## Prompt
With all pictures excluded, restate the records that follow exactly as written.

## Provided material
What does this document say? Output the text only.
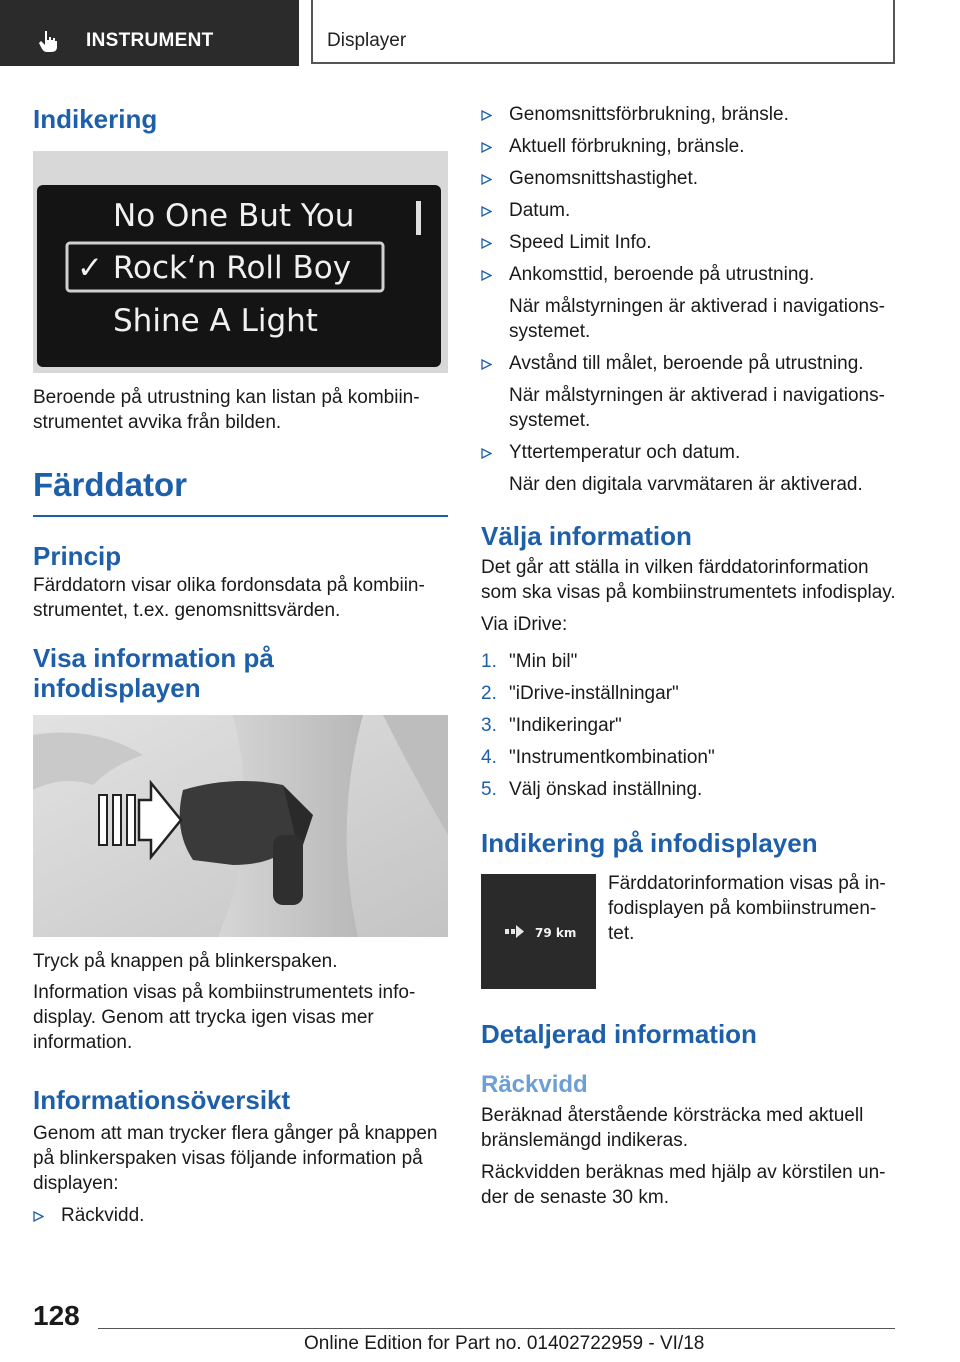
INSTRUMENT	Displayer
Indikering
No One But You
✓ Rock‘n Roll Boy
Shine A Light

Beroende på utrustning kan listan på kombiinstrumentet avvika från bilden.

Färddator
Princip

Färddatorn visar olika fordonsdata på kombiinstrumentet, t.ex. genomsnittsvärden.

Visa information på infodisplayen

Tryck på knappen på blinkerspaken.

Information visas på kombiinstrumentets infodisplay. Genom att trycka igen visas mer information.

Informationsöversikt

Genom att man trycker flera gånger på knappen på blinkerspaken visas följande information på displayen:

Räckvidd.
Genomsnittsförbrukning, bränsle.
Aktuell förbrukning, bränsle.
Genomsnittshastighet.
Datum.
Speed Limit Info.
Ankomsttid, beroende på utrustning.

När målstyrningen är aktiverad i navigationssystemet.

Avstånd till målet, beroende på utrustning.

När målstyrningen är aktiverad i navigationssystemet.

Yttertemperatur och datum.

När den digitala varvmätaren är aktiverad.

Välja information

Det går att ställa in vilken färddatorinformation som ska visas på kombiinstrumentets infodisplay.

Via iDrive:

1. "Min bil"
2. "iDrive-inställningar"
3. "Indikeringar"
4. "Instrumentkombination"
5. Välj önskad inställning.
Indikering på infodisplayen
79 km

Färddatorinformation visas på infodisplayen på kombiinstrumentet.

Detaljerad information
Räckvidd

Beräknad återstående körsträcka med aktuell bränslemängd indikeras.

Räckvidden beräknas med hjälp av körstilen under de senaste 30 km.

128
Online Edition for Part no. 01402722959 - VI/18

## Your response
What does this document say? Output the text only.
INSTRUMENT	Displayer
Indikering
No One But You
✓ Rock‘n Roll Boy
Shine A Light

Beroende på utrustning kan listan på kombiinstrumentet avvika från bilden.

Färddator
Princip

Färddatorn visar olika fordonsdata på kombiinstrumentet, t.ex. genomsnittsvärden.

Visa information på infodisplayen

Tryck på knappen på blinkerspaken.

Information visas på kombiinstrumentets infodisplay. Genom att trycka igen visas mer information.

Informationsöversikt

Genom att man trycker flera gånger på knappen på blinkerspaken visas följande information på displayen:

Räckvidd.
Genomsnittsförbrukning, bränsle.
Aktuell förbrukning, bränsle.
Genomsnittshastighet.
Datum.
Speed Limit Info.
Ankomsttid, beroende på utrustning.

När målstyrningen är aktiverad i navigationssystemet.

Avstånd till målet, beroende på utrustning.

När målstyrningen är aktiverad i navigationssystemet.

Yttertemperatur och datum.

När den digitala varvmätaren är aktiverad.

Välja information

Det går att ställa in vilken färddatorinformation som ska visas på kombiinstrumentets infodisplay.

Via iDrive:

1. "Min bil"
2. "iDrive-inställningar"
3. "Indikeringar"
4. "Instrumentkombination"
5. Välj önskad inställning.
Indikering på infodisplayen
79 km

Färddatorinformation visas på infodisplayen på kombiinstrumentet.

Detaljerad information
Räckvidd

Beräknad återstående körsträcka med aktuell bränslemängd indikeras.

Räckvidden beräknas med hjälp av körstilen under de senaste 30 km.

128
Online Edition for Part no. 01402722959 - VI/18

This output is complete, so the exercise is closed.